__WRITTEN REQUEST__: List all lines of the data that include the string "elements".

__RECORD SET__:
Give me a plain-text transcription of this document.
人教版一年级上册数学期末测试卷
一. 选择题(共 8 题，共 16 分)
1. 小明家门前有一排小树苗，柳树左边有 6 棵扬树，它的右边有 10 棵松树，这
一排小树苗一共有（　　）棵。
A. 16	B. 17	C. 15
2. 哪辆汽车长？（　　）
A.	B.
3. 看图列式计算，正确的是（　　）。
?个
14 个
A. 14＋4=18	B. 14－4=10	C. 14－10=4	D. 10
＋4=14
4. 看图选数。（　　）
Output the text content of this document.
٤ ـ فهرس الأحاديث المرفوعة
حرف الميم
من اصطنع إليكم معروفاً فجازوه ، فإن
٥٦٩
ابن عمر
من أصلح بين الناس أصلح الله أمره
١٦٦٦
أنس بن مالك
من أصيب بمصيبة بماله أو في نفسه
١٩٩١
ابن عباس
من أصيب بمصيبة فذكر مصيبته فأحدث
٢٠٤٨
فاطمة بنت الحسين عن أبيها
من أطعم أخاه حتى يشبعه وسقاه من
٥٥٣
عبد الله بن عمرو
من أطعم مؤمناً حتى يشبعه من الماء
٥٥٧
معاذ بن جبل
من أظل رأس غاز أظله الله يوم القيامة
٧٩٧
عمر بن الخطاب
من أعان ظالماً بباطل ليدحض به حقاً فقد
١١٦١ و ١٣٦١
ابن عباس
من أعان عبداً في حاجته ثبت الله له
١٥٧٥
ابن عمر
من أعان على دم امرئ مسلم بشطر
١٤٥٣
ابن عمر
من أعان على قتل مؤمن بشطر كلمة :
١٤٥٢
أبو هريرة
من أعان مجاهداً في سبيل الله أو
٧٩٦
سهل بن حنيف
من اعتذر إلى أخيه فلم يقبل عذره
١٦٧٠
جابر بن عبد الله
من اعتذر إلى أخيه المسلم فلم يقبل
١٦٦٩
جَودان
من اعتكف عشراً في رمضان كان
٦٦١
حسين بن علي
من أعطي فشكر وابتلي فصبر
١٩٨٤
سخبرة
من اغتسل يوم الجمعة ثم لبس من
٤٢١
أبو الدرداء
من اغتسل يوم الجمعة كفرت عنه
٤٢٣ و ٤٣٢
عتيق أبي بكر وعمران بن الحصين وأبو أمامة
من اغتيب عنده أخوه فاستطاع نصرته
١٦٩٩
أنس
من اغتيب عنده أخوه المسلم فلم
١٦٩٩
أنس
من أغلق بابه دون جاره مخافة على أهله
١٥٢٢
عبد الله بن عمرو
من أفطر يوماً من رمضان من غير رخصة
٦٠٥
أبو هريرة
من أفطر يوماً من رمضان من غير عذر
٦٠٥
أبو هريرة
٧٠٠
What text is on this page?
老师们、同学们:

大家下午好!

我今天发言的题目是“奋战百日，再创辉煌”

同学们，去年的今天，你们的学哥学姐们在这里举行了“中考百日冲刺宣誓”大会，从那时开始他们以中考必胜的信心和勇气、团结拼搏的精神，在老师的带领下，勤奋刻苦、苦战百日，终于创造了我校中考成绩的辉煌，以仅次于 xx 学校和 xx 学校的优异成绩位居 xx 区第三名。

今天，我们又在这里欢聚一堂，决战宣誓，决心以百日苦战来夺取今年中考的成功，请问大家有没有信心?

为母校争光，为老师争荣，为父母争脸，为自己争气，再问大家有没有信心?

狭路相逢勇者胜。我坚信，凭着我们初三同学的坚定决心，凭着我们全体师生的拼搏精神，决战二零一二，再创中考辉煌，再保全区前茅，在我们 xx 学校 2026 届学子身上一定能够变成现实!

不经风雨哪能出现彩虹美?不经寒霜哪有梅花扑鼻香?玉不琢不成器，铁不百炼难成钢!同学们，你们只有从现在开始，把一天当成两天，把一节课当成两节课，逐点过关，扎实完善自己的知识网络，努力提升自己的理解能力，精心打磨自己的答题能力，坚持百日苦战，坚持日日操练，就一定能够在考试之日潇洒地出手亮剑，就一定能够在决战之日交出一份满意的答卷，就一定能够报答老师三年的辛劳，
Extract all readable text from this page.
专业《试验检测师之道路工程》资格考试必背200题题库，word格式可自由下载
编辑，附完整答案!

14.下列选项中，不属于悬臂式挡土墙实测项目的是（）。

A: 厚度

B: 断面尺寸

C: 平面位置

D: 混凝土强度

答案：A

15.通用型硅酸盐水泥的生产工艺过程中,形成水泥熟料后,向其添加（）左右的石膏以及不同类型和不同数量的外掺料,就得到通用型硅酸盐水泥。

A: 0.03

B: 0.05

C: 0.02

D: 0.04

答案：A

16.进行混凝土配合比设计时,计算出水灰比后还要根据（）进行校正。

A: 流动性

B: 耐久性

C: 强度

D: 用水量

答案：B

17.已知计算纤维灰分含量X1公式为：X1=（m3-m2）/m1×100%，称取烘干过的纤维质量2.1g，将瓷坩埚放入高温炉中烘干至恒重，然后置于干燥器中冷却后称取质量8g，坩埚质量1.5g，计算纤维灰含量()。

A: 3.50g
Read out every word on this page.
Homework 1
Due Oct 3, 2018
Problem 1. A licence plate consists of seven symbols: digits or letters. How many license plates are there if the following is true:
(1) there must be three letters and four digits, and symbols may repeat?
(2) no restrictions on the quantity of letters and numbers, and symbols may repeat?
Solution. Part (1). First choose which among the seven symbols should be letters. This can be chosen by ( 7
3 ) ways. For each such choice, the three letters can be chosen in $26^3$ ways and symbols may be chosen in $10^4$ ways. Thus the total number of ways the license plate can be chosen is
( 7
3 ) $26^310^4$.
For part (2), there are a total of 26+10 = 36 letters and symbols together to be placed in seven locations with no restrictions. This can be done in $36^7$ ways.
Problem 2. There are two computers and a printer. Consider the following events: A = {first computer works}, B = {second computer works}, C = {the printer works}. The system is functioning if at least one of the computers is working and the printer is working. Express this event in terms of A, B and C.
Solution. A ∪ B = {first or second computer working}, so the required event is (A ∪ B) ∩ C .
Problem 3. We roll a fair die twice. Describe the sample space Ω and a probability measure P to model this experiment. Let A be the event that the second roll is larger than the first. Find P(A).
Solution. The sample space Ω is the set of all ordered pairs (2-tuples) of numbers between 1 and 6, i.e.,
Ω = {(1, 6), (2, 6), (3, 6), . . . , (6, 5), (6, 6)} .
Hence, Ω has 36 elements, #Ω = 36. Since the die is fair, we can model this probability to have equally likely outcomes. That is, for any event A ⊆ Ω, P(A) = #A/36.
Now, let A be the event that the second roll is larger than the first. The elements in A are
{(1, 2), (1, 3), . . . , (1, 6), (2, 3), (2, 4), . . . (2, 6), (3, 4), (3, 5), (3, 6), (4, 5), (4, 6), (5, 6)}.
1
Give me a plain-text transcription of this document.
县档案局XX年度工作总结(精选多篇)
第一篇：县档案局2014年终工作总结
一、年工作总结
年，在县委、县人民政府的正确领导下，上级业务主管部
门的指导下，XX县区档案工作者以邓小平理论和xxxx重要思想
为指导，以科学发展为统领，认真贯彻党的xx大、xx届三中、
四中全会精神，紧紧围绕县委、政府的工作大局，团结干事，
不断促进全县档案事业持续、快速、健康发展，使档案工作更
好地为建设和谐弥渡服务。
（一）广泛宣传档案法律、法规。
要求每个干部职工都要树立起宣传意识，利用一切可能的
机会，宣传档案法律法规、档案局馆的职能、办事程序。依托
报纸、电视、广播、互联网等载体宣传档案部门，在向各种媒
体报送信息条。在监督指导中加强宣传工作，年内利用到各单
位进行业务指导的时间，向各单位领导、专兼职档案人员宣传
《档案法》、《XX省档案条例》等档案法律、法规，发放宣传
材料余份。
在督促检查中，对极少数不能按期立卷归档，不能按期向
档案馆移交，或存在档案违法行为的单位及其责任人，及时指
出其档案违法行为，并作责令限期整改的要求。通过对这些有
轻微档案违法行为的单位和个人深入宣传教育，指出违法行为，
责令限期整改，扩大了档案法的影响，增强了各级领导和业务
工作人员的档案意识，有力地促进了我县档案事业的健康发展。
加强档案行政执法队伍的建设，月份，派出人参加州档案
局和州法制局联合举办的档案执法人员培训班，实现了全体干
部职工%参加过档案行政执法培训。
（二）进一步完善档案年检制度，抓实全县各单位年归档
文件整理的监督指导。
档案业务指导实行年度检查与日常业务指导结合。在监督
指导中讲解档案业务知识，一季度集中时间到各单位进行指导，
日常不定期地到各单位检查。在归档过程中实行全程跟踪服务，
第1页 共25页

__RESULT FOR THIS EXERCISE__:
Hence, Ω has 36 elements, #Ω = 36. Since the die is fair, we can model this probability to have equally likely outcomes. That is, for any event A ⊆ Ω, P(A) = #A/36.
Now, let A be the event that the second roll is larger than the first. The elements in A are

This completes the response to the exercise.